Repeat the whole listing exactly as written.

* BEGIN MATERIAL PROVIDED *

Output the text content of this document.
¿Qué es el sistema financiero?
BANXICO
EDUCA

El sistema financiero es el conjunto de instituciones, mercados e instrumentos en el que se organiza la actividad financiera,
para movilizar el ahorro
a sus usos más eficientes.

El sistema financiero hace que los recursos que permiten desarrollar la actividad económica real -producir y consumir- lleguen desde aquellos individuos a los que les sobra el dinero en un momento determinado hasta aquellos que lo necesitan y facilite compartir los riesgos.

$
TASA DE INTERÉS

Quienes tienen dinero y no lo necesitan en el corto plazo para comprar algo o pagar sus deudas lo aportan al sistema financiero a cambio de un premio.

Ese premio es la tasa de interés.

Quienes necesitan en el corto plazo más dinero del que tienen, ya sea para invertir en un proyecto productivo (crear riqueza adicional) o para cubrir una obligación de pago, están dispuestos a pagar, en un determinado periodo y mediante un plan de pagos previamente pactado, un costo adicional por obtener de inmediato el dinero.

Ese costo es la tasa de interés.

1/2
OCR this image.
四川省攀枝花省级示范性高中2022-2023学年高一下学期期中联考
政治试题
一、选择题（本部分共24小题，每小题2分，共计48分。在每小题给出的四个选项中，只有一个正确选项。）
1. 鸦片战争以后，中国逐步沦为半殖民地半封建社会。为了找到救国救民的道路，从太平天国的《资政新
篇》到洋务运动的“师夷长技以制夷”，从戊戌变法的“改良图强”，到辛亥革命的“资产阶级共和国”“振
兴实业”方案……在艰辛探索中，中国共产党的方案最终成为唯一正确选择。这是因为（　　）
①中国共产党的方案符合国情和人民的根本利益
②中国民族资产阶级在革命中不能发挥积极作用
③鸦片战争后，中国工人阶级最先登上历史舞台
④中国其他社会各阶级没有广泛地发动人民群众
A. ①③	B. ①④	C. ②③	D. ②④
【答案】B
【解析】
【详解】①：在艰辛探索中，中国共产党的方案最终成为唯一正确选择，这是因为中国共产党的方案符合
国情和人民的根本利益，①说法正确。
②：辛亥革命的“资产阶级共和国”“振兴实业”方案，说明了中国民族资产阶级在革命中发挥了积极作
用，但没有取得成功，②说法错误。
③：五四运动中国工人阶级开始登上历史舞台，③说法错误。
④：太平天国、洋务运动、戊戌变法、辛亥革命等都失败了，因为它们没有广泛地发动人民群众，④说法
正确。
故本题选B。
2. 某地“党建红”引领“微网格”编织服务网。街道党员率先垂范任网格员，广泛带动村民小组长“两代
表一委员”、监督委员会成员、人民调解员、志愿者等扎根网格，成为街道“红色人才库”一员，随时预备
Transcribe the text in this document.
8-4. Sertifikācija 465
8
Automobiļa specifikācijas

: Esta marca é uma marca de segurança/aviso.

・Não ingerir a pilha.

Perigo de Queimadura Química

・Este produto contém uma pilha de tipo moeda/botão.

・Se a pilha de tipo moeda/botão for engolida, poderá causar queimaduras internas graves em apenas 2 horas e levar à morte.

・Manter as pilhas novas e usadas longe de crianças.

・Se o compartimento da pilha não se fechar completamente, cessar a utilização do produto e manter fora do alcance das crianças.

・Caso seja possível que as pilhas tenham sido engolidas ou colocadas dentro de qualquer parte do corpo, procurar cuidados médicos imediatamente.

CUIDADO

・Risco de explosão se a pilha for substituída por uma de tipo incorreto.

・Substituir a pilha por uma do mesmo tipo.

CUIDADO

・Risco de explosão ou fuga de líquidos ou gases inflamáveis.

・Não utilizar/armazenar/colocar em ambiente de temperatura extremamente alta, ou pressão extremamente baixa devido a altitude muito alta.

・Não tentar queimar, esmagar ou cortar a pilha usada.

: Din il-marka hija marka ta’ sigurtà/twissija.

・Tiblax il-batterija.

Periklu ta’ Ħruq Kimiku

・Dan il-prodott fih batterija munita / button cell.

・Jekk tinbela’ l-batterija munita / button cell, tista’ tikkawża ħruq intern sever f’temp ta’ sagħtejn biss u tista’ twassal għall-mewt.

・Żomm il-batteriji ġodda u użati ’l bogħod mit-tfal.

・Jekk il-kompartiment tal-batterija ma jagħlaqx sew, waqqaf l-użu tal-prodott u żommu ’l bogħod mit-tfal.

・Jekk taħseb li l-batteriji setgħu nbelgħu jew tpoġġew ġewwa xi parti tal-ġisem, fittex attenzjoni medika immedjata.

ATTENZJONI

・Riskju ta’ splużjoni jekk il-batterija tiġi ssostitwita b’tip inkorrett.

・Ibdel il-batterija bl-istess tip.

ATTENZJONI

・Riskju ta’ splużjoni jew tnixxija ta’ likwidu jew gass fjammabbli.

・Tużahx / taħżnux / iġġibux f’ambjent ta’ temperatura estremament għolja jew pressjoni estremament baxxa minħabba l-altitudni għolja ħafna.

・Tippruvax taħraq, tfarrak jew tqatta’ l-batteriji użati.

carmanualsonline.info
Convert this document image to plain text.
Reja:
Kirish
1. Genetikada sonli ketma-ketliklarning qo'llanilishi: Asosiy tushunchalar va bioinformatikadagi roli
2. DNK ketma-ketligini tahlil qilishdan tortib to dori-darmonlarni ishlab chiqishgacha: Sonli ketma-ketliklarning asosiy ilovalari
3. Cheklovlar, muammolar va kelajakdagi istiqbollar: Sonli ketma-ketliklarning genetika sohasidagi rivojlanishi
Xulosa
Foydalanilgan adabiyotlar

* END MATERIAL PROVIDED *

= PROBLEM SOLUTION =
Output the text content of this document.
¿Qué es el sistema financiero?
BANXICO
EDUCA

El sistema financiero es el conjunto de instituciones, mercados e instrumentos en el que se organiza la actividad financiera,
para movilizar el ahorro
a sus usos más eficientes.

El sistema financiero hace que los recursos que permiten desarrollar la actividad económica real -producir y consumir- lleguen desde aquellos individuos a los que les sobra el dinero en un momento determinado hasta aquellos que lo necesitan y facilite compartir los riesgos.

$
TASA DE INTERÉS

Quienes tienen dinero y no lo necesitan en el corto plazo para comprar algo o pagar sus deudas lo aportan al sistema financiero a cambio de un premio.

Ese premio es la tasa de interés.

Quienes necesitan en el corto plazo más dinero del que tienen, ya sea para invertir en un proyecto productivo (crear riqueza adicional) o para cubrir una obligación de pago, están dispuestos a pagar, en un determinado periodo y mediante un plan de pagos previamente pactado, un costo adicional por obtener de inmediato el dinero.

Ese costo es la tasa de interés.

1/2
OCR this image.
四川省攀枝花省级示范性高中2022-2023学年高一下学期期中联考
政治试题
一、选择题（本部分共24小题，每小题2分，共计48分。在每小题给出的四个选项中，只有一个正确选项。）
1. 鸦片战争以后，中国逐步沦为半殖民地半封建社会。为了找到救国救民的道路，从太平天国的《资政新
篇》到洋务运动的“师夷长技以制夷”，从戊戌变法的“改良图强”，到辛亥革命的“资产阶级共和国”“振
兴实业”方案……在艰辛探索中，中国共产党的方案最终成为唯一正确选择。这是因为（　　）
①中国共产党的方案符合国情和人民的根本利益
②中国民族资产阶级在革命中不能发挥积极作用
③鸦片战争后，中国工人阶级最先登上历史舞台
④中国其他社会各阶级没有广泛地发动人民群众
A. ①③	B. ①④	C. ②③	D. ②④
【答案】B
【解析】
【详解】①：在艰辛探索中，中国共产党的方案最终成为唯一正确选择，这是因为中国共产党的方案符合
国情和人民的根本利益，①说法正确。
②：辛亥革命的“资产阶级共和国”“振兴实业”方案，说明了中国民族资产阶级在革命中发挥了积极作
用，但没有取得成功，②说法错误。
③：五四运动中国工人阶级开始登上历史舞台，③说法错误。
④：太平天国、洋务运动、戊戌变法、辛亥革命等都失败了，因为它们没有广泛地发动人民群众，④说法
正确。
故本题选B。
2. 某地“党建红”引领“微网格”编织服务网。街道党员率先垂范任网格员，广泛带动村民小组长“两代
表一委员”、监督委员会成员、人民调解员、志愿者等扎根网格，成为街道“红色人才库”一员，随时预备
Transcribe the text in this document.
8-4. Sertifikācija 465
8
Automobiļa specifikācijas

: Esta marca é uma marca de segurança/aviso.

・Não ingerir a pilha.

Perigo de Queimadura Química

・Este produto contém uma pilha de tipo moeda/botão.

・Se a pilha de tipo moeda/botão for engolida, poderá causar queimaduras internas graves em apenas 2 horas e levar à morte.

・Manter as pilhas novas e usadas longe de crianças.

・Se o compartimento da pilha não se fechar completamente, cessar a utilização do produto e manter fora do alcance das crianças.

・Caso seja possível que as pilhas tenham sido engolidas ou colocadas dentro de qualquer parte do corpo, procurar cuidados médicos imediatamente.

CUIDADO

・Risco de explosão se a pilha for substituída por uma de tipo incorreto.

・Substituir a pilha por uma do mesmo tipo.

CUIDADO

・Risco de explosão ou fuga de líquidos ou gases inflamáveis.

・Não utilizar/armazenar/colocar em ambiente de temperatura extremamente alta, ou pressão extremamente baixa devido a altitude muito alta.

・Não tentar queimar, esmagar ou cortar a pilha usada.

: Din il-marka hija marka ta’ sigurtà/twissija.

・Tiblax il-batterija.

Periklu ta’ Ħruq Kimiku

・Dan il-prodott fih batterija munita / button cell.

・Jekk tinbela’ l-batterija munita / button cell, tista’ tikkawża ħruq intern sever f’temp ta’ sagħtejn biss u tista’ twassal għall-mewt.

・Żomm il-batteriji ġodda u użati ’l bogħod mit-tfal.

・Jekk il-kompartiment tal-batterija ma jagħlaqx sew, waqqaf l-użu tal-prodott u żommu ’l bogħod mit-tfal.

・Jekk taħseb li l-batteriji setgħu nbelgħu jew tpoġġew ġewwa xi parti tal-ġisem, fittex attenzjoni medika immedjata.

ATTENZJONI

・Riskju ta’ splużjoni jekk il-batterija tiġi ssostitwita b’tip inkorrett.

・Ibdel il-batterija bl-istess tip.

ATTENZJONI

・Riskju ta’ splużjoni jew tnixxija ta’ likwidu jew gass fjammabbli.

・Tużahx / taħżnux / iġġibux f’ambjent ta’ temperatura estremament għolja jew pressjoni estremament baxxa minħabba l-altitudni għolja ħafna.

・Tippruvax taħraq, tfarrak jew tqatta’ l-batteriji użati.

carmanualsonline.info
Convert this document image to plain text.
Reja:
Kirish
1. Genetikada sonli ketma-ketliklarning qo'llanilishi: Asosiy tushunchalar va bioinformatikadagi roli
2. DNK ketma-ketligini tahlil qilishdan tortib to dori-darmonlarni ishlab chiqishgacha: Sonli ketma-ketliklarning asosiy ilovalari
3. Cheklovlar, muammolar va kelajakdagi istiqbollar: Sonli ketma-ketliklarning genetika sohasidagi rivojlanishi
Xulosa
Foydalanilgan adabiyotlar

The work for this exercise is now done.